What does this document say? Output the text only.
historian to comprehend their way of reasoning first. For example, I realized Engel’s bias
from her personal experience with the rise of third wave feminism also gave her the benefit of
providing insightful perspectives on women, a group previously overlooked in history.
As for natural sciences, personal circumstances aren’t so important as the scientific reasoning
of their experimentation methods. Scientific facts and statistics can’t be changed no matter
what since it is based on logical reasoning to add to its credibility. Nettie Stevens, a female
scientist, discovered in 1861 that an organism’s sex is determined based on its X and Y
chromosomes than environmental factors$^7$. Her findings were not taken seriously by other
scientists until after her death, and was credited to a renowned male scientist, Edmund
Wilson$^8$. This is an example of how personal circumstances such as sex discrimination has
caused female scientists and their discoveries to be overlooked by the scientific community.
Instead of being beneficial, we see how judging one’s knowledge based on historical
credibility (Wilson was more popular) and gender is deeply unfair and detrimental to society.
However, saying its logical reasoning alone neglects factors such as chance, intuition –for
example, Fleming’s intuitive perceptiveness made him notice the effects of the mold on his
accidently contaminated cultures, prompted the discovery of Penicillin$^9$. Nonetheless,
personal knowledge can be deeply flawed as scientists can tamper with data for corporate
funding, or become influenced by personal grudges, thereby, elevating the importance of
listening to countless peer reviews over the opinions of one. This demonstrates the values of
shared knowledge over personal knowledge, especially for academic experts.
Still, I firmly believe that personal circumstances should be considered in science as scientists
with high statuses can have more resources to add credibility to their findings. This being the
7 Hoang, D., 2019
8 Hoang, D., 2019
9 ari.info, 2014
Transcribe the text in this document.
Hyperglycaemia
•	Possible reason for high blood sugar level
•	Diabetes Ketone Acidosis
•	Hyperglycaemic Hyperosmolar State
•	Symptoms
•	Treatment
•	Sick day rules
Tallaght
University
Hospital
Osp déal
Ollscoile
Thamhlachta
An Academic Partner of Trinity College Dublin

> **Exercise requirements**: From the listing above, extract every line exactly as it stands.

> **Task answer**:
What does this document say? Output the text only.
historian to comprehend their way of reasoning first. For example, I realized Engel’s bias
from her personal experience with the rise of third wave feminism also gave her the benefit of
providing insightful perspectives on women, a group previously overlooked in history.
As for natural sciences, personal circumstances aren’t so important as the scientific reasoning
of their experimentation methods. Scientific facts and statistics can’t be changed no matter
what since it is based on logical reasoning to add to its credibility. Nettie Stevens, a female
scientist, discovered in 1861 that an organism’s sex is determined based on its X and Y
chromosomes than environmental factors$^7$. Her findings were not taken seriously by other
scientists until after her death, and was credited to a renowned male scientist, Edmund
Wilson$^8$. This is an example of how personal circumstances such as sex discrimination has
caused female scientists and their discoveries to be overlooked by the scientific community.
Instead of being beneficial, we see how judging one’s knowledge based on historical
credibility (Wilson was more popular) and gender is deeply unfair and detrimental to society.
However, saying its logical reasoning alone neglects factors such as chance, intuition –for
example, Fleming’s intuitive perceptiveness made him notice the effects of the mold on his
accidently contaminated cultures, prompted the discovery of Penicillin$^9$. Nonetheless,
personal knowledge can be deeply flawed as scientists can tamper with data for corporate
funding, or become influenced by personal grudges, thereby, elevating the importance of
listening to countless peer reviews over the opinions of one. This demonstrates the values of
shared knowledge over personal knowledge, especially for academic experts.
Still, I firmly believe that personal circumstances should be considered in science as scientists
with high statuses can have more resources to add credibility to their findings. This being the
7 Hoang, D., 2019
8 Hoang, D., 2019
9 ari.info, 2014
Transcribe the text in this document.
Hyperglycaemia
•	Possible reason for high blood sugar level
•	Diabetes Ketone Acidosis
•	Hyperglycaemic Hyperosmolar State
•	Symptoms
•	Treatment
•	Sick day rules
Tallaght
University
Hospital
Osp déal
Ollscoile
Thamhlachta
An Academic Partner of Trinity College Dublin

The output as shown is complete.